Only an exact, complete copy of the listing will serve as the answer.

Task input: Begin

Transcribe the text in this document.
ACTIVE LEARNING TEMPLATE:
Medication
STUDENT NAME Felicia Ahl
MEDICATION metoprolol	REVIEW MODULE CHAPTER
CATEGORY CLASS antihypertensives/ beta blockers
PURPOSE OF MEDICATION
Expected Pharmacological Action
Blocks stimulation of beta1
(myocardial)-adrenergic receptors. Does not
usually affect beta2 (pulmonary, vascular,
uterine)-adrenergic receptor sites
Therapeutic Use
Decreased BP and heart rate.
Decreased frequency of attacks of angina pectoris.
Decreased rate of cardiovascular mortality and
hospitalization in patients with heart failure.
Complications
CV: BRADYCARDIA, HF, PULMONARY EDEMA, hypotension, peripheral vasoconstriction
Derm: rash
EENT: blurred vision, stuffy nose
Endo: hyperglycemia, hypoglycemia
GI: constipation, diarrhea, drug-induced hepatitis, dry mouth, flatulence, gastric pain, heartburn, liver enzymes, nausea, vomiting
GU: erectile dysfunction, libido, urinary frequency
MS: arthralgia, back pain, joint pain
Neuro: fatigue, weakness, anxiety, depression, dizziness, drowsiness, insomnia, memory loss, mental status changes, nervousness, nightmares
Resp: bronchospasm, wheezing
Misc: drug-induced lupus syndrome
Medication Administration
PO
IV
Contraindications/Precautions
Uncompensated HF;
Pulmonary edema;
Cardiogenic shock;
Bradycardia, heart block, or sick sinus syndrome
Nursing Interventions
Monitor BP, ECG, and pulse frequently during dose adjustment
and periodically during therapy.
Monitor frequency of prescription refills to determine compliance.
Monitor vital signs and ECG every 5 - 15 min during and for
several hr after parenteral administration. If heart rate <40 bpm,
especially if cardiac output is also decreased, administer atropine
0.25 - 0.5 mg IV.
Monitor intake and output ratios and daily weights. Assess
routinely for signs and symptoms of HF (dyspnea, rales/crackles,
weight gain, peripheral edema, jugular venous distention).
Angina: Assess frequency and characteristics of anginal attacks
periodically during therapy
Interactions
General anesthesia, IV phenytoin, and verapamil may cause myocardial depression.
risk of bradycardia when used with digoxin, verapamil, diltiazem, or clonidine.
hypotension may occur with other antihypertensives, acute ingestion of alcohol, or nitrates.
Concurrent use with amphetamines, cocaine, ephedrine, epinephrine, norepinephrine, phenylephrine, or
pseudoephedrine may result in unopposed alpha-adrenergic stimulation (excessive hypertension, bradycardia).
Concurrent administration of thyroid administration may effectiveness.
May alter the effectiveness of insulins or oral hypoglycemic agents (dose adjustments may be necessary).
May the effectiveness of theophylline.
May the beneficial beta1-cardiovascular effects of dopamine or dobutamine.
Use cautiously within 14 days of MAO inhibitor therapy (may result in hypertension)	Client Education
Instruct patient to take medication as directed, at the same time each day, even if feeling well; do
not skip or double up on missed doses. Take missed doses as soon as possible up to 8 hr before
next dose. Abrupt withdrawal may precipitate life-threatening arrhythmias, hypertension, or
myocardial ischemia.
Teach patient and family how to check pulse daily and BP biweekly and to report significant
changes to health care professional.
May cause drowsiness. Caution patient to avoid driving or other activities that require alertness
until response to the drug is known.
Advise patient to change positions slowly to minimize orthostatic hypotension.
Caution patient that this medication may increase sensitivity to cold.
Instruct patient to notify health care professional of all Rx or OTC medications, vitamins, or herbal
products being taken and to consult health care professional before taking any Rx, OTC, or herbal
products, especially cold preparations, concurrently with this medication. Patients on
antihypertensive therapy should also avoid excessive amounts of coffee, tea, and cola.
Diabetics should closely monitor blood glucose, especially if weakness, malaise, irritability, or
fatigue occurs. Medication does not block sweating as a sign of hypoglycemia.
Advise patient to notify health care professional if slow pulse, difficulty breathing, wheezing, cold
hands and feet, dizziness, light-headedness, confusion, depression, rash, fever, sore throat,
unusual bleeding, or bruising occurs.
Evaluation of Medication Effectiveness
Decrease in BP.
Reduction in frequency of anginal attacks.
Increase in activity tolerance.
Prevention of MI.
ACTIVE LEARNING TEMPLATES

Task input: End

• Reply:
Transcribe the text in this document.
ACTIVE LEARNING TEMPLATE:
Medication
STUDENT NAME Felicia Ahl
MEDICATION metoprolol	REVIEW MODULE CHAPTER
CATEGORY CLASS antihypertensives/ beta blockers
PURPOSE OF MEDICATION
Expected Pharmacological Action
Blocks stimulation of beta1
(myocardial)-adrenergic receptors. Does not
usually affect beta2 (pulmonary, vascular,
uterine)-adrenergic receptor sites
Therapeutic Use
Decreased BP and heart rate.
Decreased frequency of attacks of angina pectoris.
Decreased rate of cardiovascular mortality and
hospitalization in patients with heart failure.
Complications
CV: BRADYCARDIA, HF, PULMONARY EDEMA, hypotension, peripheral vasoconstriction
Derm: rash
EENT: blurred vision, stuffy nose
Endo: hyperglycemia, hypoglycemia
GI: constipation, diarrhea, drug-induced hepatitis, dry mouth, flatulence, gastric pain, heartburn, liver enzymes, nausea, vomiting
GU: erectile dysfunction, libido, urinary frequency
MS: arthralgia, back pain, joint pain
Neuro: fatigue, weakness, anxiety, depression, dizziness, drowsiness, insomnia, memory loss, mental status changes, nervousness, nightmares
Resp: bronchospasm, wheezing
Misc: drug-induced lupus syndrome
Medication Administration
PO
IV
Contraindications/Precautions
Uncompensated HF;
Pulmonary edema;
Cardiogenic shock;
Bradycardia, heart block, or sick sinus syndrome
Nursing Interventions
Monitor BP, ECG, and pulse frequently during dose adjustment
and periodically during therapy.
Monitor frequency of prescription refills to determine compliance.
Monitor vital signs and ECG every 5 - 15 min during and for
several hr after parenteral administration. If heart rate <40 bpm,
especially if cardiac output is also decreased, administer atropine
0.25 - 0.5 mg IV.
Monitor intake and output ratios and daily weights. Assess
routinely for signs and symptoms of HF (dyspnea, rales/crackles,
weight gain, peripheral edema, jugular venous distention).
Angina: Assess frequency and characteristics of anginal attacks
periodically during therapy
Interactions
General anesthesia, IV phenytoin, and verapamil may cause myocardial depression.
risk of bradycardia when used with digoxin, verapamil, diltiazem, or clonidine.
hypotension may occur with other antihypertensives, acute ingestion of alcohol, or nitrates.
Concurrent use with amphetamines, cocaine, ephedrine, epinephrine, norepinephrine, phenylephrine, or
pseudoephedrine may result in unopposed alpha-adrenergic stimulation (excessive hypertension, bradycardia).
Concurrent administration of thyroid administration may effectiveness.
May alter the effectiveness of insulins or oral hypoglycemic agents (dose adjustments may be necessary).
May the effectiveness of theophylline.
May the beneficial beta1-cardiovascular effects of dopamine or dobutamine.
Use cautiously within 14 days of MAO inhibitor therapy (may result in hypertension)	Client Education
Instruct patient to take medication as directed, at the same time each day, even if feeling well; do
not skip or double up on missed doses. Take missed doses as soon as possible up to 8 hr before
next dose. Abrupt withdrawal may precipitate life-threatening arrhythmias, hypertension, or
myocardial ischemia.
Teach patient and family how to check pulse daily and BP biweekly and to report significant
changes to health care professional.
May cause drowsiness. Caution patient to avoid driving or other activities that require alertness
until response to the drug is known.
Advise patient to change positions slowly to minimize orthostatic hypotension.
Caution patient that this medication may increase sensitivity to cold.
Instruct patient to notify health care professional of all Rx or OTC medications, vitamins, or herbal
products being taken and to consult health care professional before taking any Rx, OTC, or herbal
products, especially cold preparations, concurrently with this medication. Patients on
antihypertensive therapy should also avoid excessive amounts of coffee, tea, and cola.
Diabetics should closely monitor blood glucose, especially if weakness, malaise, irritability, or
fatigue occurs. Medication does not block sweating as a sign of hypoglycemia.
Advise patient to notify health care professional if slow pulse, difficulty breathing, wheezing, cold
hands and feet, dizziness, light-headedness, confusion, depression, rash, fever, sore throat,
unusual bleeding, or bruising occurs.
Evaluation of Medication Effectiveness
Decrease in BP.
Reduction in frequency of anginal attacks.
Increase in activity tolerance.
Prevention of MI.
ACTIVE LEARNING TEMPLATES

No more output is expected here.